* _SUPPLIED RECORDS_

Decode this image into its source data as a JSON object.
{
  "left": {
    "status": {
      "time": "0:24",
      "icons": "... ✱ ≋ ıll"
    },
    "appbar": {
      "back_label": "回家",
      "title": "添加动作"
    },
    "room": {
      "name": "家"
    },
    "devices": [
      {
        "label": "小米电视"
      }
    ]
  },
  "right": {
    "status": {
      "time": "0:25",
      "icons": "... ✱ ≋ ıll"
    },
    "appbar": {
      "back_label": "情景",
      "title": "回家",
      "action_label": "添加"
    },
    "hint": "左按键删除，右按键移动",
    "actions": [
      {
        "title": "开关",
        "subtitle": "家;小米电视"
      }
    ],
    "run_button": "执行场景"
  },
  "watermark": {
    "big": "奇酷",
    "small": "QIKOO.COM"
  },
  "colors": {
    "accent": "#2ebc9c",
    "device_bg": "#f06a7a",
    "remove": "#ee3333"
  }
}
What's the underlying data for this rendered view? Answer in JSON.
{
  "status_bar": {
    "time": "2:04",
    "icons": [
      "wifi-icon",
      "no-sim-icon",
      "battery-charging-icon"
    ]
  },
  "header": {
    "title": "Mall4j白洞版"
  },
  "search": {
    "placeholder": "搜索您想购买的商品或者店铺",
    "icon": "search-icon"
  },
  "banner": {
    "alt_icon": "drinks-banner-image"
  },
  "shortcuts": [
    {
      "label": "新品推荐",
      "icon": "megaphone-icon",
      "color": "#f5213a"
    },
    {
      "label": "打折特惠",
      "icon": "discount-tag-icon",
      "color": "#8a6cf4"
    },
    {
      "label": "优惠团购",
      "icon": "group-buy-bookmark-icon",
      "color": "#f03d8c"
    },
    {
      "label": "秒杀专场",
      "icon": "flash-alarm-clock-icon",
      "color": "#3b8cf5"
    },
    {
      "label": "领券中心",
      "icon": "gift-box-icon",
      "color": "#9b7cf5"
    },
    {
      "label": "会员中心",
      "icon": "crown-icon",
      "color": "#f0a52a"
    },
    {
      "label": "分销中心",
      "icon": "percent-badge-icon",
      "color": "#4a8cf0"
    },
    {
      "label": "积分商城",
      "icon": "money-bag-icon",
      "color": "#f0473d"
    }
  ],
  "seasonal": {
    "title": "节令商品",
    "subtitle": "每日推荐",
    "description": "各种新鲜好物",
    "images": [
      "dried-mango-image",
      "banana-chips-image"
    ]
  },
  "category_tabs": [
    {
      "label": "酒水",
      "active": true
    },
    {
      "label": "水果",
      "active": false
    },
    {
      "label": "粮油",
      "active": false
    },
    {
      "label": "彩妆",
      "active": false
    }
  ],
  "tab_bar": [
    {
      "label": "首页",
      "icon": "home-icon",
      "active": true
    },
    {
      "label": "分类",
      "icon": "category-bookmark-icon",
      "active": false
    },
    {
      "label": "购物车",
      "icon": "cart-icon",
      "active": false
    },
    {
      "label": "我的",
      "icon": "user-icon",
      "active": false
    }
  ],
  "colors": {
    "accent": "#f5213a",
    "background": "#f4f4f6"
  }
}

* _EXERCISE OBJECTIVE_
Using the material above, print every entry exactly as written.

* _TASK RESULT_
Decode this image into its source data as a JSON object.
{
  "left": {
    "status": {
      "time": "0:24",
      "icons": "... ✱ ≋ ıll"
    },
    "appbar": {
      "back_label": "回家",
      "title": "添加动作"
    },
    "room": {
      "name": "家"
    },
    "devices": [
      {
        "label": "小米电视"
      }
    ]
  },
  "right": {
    "status": {
      "time": "0:25",
      "icons": "... ✱ ≋ ıll"
    },
    "appbar": {
      "back_label": "情景",
      "title": "回家",
      "action_label": "添加"
    },
    "hint": "左按键删除，右按键移动",
    "actions": [
      {
        "title": "开关",
        "subtitle": "家;小米电视"
      }
    ],
    "run_button": "执行场景"
  },
  "watermark": {
    "big": "奇酷",
    "small": "QIKOO.COM"
  },
  "colors": {
    "accent": "#2ebc9c",
    "device_bg": "#f06a7a",
    "remove": "#ee3333"
  }
}
What's the underlying data for this rendered view? Answer in JSON.
{
  "status_bar": {
    "time": "2:04",
    "icons": [
      "wifi-icon",
      "no-sim-icon",
      "battery-charging-icon"
    ]
  },
  "header": {
    "title": "Mall4j白洞版"
  },
  "search": {
    "placeholder": "搜索您想购买的商品或者店铺",
    "icon": "search-icon"
  },
  "banner": {
    "alt_icon": "drinks-banner-image"
  },
  "shortcuts": [
    {
      "label": "新品推荐",
      "icon": "megaphone-icon",
      "color": "#f5213a"
    },
    {
      "label": "打折特惠",
      "icon": "discount-tag-icon",
      "color": "#8a6cf4"
    },
    {
      "label": "优惠团购",
      "icon": "group-buy-bookmark-icon",
      "color": "#f03d8c"
    },
    {
      "label": "秒杀专场",
      "icon": "flash-alarm-clock-icon",
      "color": "#3b8cf5"
    },
    {
      "label": "领券中心",
      "icon": "gift-box-icon",
      "color": "#9b7cf5"
    },
    {
      "label": "会员中心",
      "icon": "crown-icon",
      "color": "#f0a52a"
    },
    {
      "label": "分销中心",
      "icon": "percent-badge-icon",
      "color": "#4a8cf0"
    },
    {
      "label": "积分商城",
      "icon": "money-bag-icon",
      "color": "#f0473d"
    }
  ],
  "seasonal": {
    "title": "节令商品",
    "subtitle": "每日推荐",
    "description": "各种新鲜好物",
    "images": [
      "dried-mango-image",
      "banana-chips-image"
    ]
  },
  "category_tabs": [
    {
      "label": "酒水",
      "active": true
    },
    {
      "label": "水果",
      "active": false
    },
    {
      "label": "粮油",
      "active": false
    },
    {
      "label": "彩妆",
      "active": false
    }
  ],
  "tab_bar": [
    {
      "label": "首页",
      "icon": "home-icon",
      "active": true
    },
    {
      "label": "分类",
      "icon": "category-bookmark-icon",
      "active": false
    },
    {
      "label": "购物车",
      "icon": "cart-icon",
      "active": false
    },
    {
      "label": "我的",
      "icon": "user-icon",
      "active": false
    }
  ],
  "colors": {
    "accent": "#f5213a",
    "background": "#f4f4f6"
  }
}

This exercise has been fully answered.